== PROMPT ==
Can you write out all the lines word for word, with no pictures?

Recorded data:
--- START ---

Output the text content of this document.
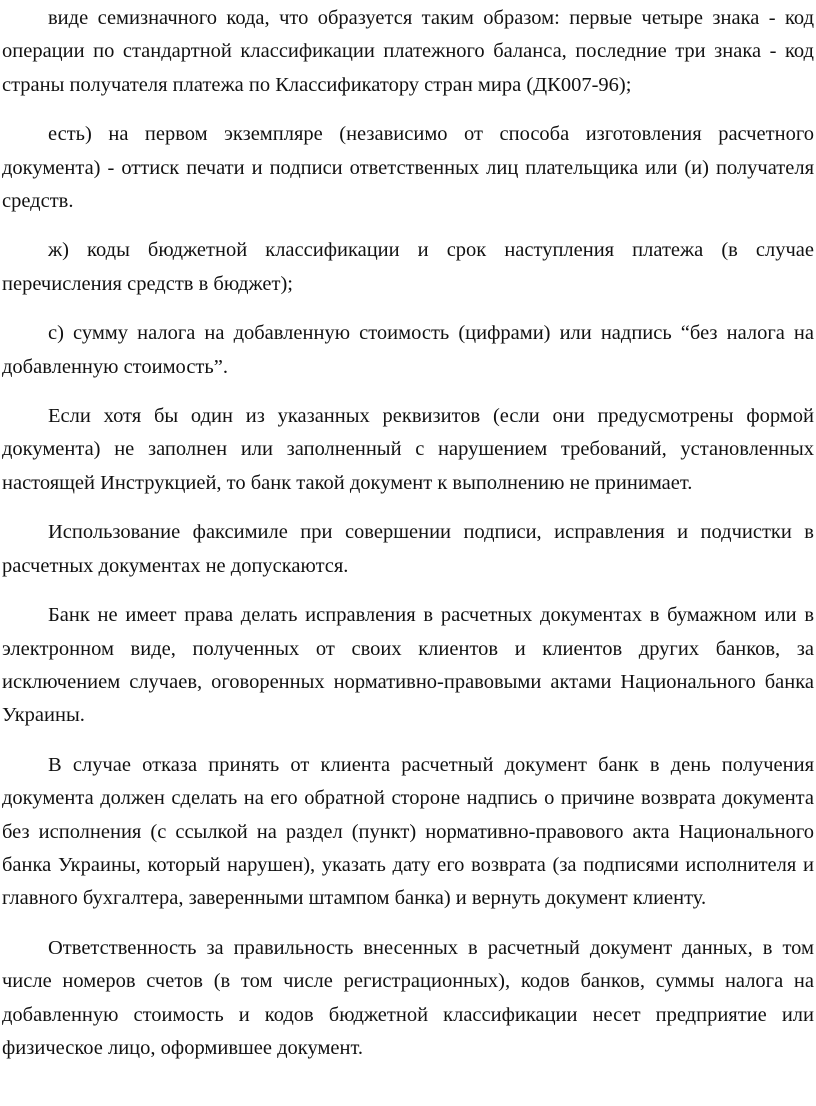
виде семизначного кода, что образуется таким образом: первые четыре знака - код операции по стандартной классификации платежного баланса, последние три знака - код страны получателя платежа по Классификатору стран мира (ДК007-96);

есть) на первом экземпляре (независимо от способа изготовления расчетного документа) - оттиск печати и подписи ответственных лиц плательщика или (и) получателя средств.

ж) коды бюджетной классификации и срок наступления платежа (в случае перечисления средств в бюджет);

с) сумму налога на добавленную стоимость (цифрами) или надпись “без налога на добавленную стоимость”.

Если хотя бы один из указанных реквизитов (если они предусмотрены формой документа) не заполнен или заполненный с нарушением требований, установленных настоящей Инструкцией, то банк такой документ к выполнению не принимает.

Использование факсимиле при совершении подписи, исправления и подчистки в расчетных документах не допускаются.

Банк не имеет права делать исправления в расчетных документах в бумажном или в электронном виде, полученных от своих клиентов и клиентов других банков, за исключением случаев, оговоренных нормативно-правовыми актами Национального банка Украины.

В случае отказа принять от клиента расчетный документ банк в день получения документа должен сделать на его обратной стороне надпись о причине возврата документа без исполнения (с ссылкой на раздел (пункт) нормативно-правового акта Национального банка Украины, который нарушен), указать дату его возврата (за подписями исполнителя и главного бухгалтера, заверенными штампом банка) и вернуть документ клиенту.

Ответственность за правильность внесенных в расчетный документ данных, в том числе номеров счетов (в том числе регистрационных), кодов банков, суммы налога на добавленную стоимость и кодов бюджетной классификации несет предприятие или физическое лицо, оформившее документ.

--- END ---

== OUTPUT ==
Output the text content of this document.
виде семизначного кода, что образуется таким образом: первые четыре знака - код операции по стандартной классификации платежного баланса, последние три знака - код страны получателя платежа по Классификатору стран мира (ДК007-96);

есть) на первом экземпляре (независимо от способа изготовления расчетного документа) - оттиск печати и подписи ответственных лиц плательщика или (и) получателя средств.

ж) коды бюджетной классификации и срок наступления платежа (в случае перечисления средств в бюджет);

с) сумму налога на добавленную стоимость (цифрами) или надпись “без налога на добавленную стоимость”.

Если хотя бы один из указанных реквизитов (если они предусмотрены формой документа) не заполнен или заполненный с нарушением требований, установленных настоящей Инструкцией, то банк такой документ к выполнению не принимает.

Использование факсимиле при совершении подписи, исправления и подчистки в расчетных документах не допускаются.

Банк не имеет права делать исправления в расчетных документах в бумажном или в электронном виде, полученных от своих клиентов и клиентов других банков, за исключением случаев, оговоренных нормативно-правовыми актами Национального банка Украины.

В случае отказа принять от клиента расчетный документ банк в день получения документа должен сделать на его обратной стороне надпись о причине возврата документа без исполнения (с ссылкой на раздел (пункт) нормативно-правового акта Национального банка Украины, который нарушен), указать дату его возврата (за подписями исполнителя и главного бухгалтера, заверенными штампом банка) и вернуть документ клиенту.

Ответственность за правильность внесенных в расчетный документ данных, в том числе номеров счетов (в том числе регистрационных), кодов банков, суммы налога на добавленную стоимость и кодов бюджетной классификации несет предприятие или физическое лицо, оформившее документ.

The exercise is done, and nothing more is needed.